** Challenge **
Lines holding the string "content" are the ones to copy from this listing.

** Data shown **
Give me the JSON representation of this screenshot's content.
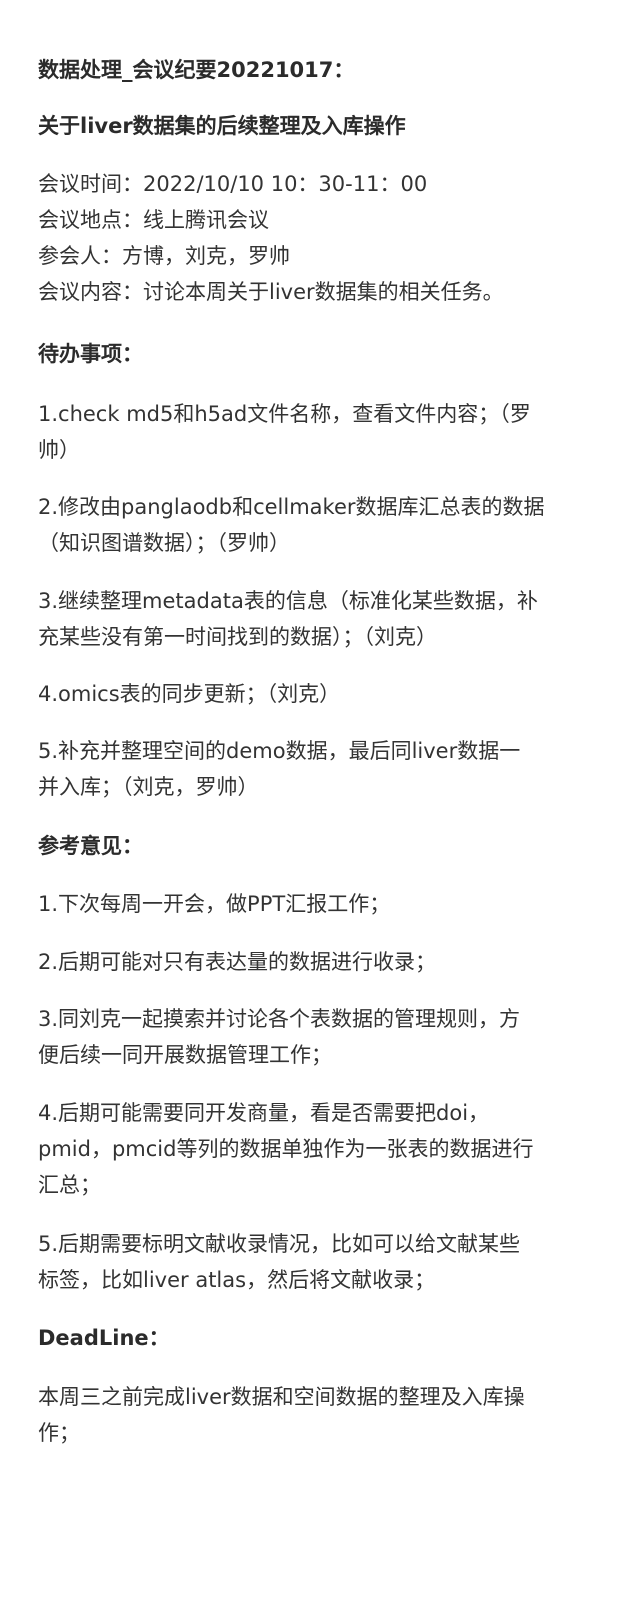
==
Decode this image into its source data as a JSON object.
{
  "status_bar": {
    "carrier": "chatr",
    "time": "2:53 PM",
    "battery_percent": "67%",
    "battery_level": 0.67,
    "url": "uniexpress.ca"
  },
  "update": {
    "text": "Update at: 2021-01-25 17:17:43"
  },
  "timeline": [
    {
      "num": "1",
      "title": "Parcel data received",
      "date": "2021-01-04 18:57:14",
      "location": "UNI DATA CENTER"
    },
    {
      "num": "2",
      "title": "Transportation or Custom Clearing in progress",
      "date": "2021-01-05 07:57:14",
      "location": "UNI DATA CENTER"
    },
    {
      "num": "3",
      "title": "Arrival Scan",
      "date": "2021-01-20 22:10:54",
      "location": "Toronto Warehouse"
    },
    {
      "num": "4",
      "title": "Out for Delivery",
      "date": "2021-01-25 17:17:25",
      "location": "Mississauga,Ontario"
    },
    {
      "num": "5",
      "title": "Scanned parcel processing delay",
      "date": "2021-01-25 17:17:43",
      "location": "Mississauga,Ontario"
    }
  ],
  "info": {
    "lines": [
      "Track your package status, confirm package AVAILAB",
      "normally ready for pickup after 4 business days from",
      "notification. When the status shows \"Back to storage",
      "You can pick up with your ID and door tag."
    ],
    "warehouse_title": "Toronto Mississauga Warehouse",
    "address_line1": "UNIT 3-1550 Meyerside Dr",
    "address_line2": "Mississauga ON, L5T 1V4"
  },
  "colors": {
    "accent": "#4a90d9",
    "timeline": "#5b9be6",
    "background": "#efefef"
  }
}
* * *
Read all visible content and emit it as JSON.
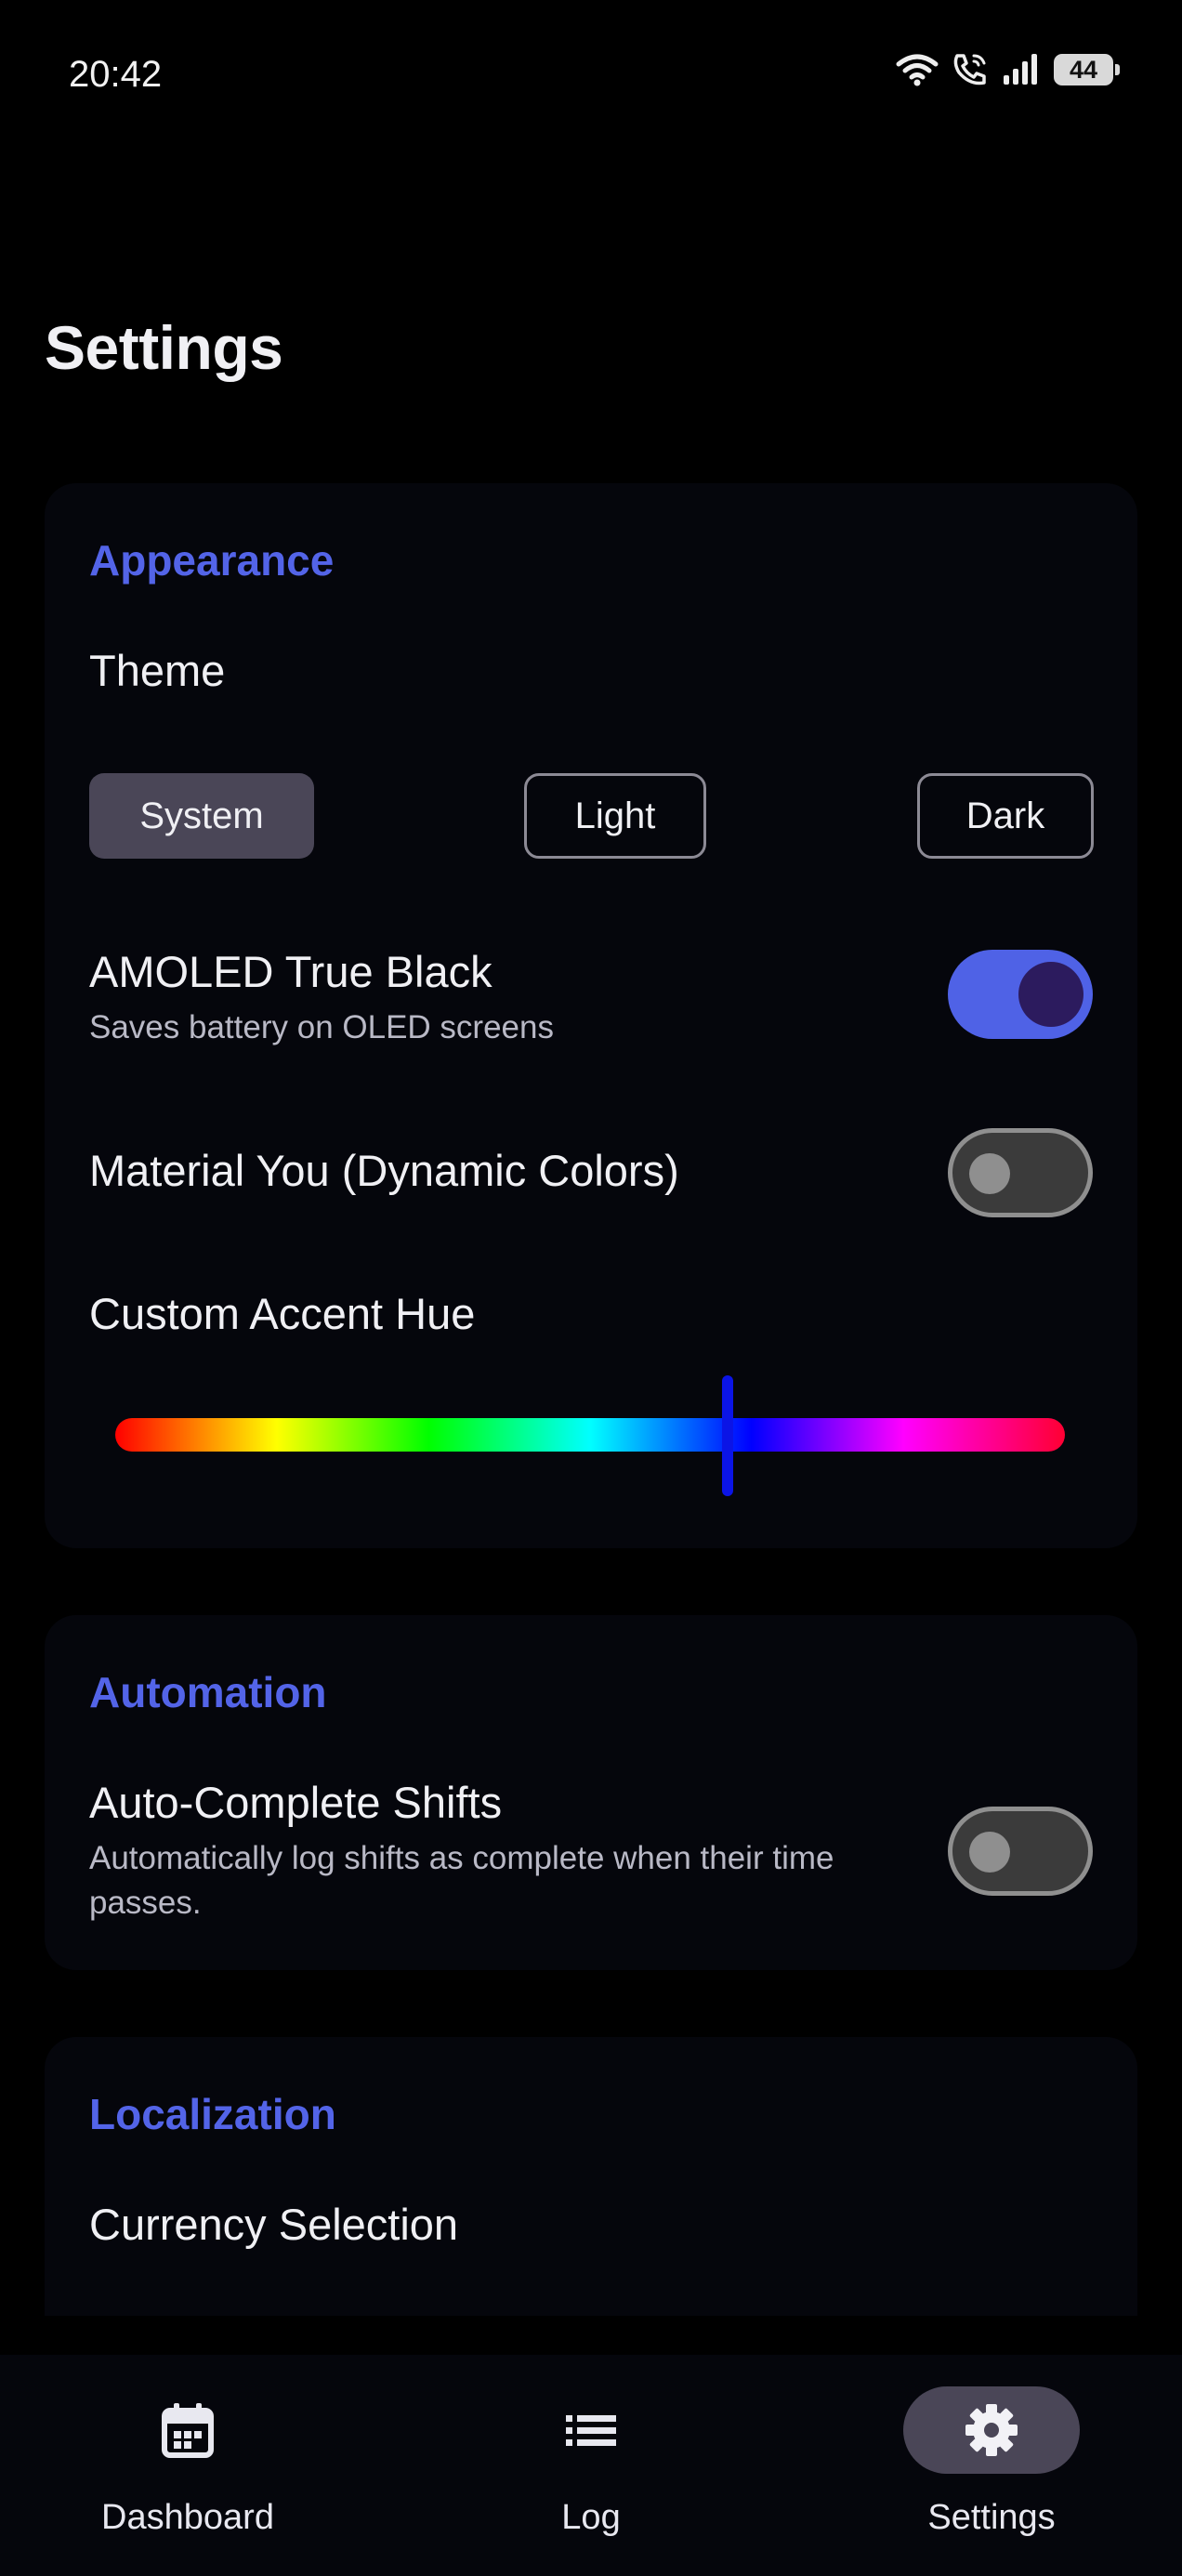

** Written answer **
Give me the JSON representation of this screenshot's content.
Read all visible content and emit it as JSON.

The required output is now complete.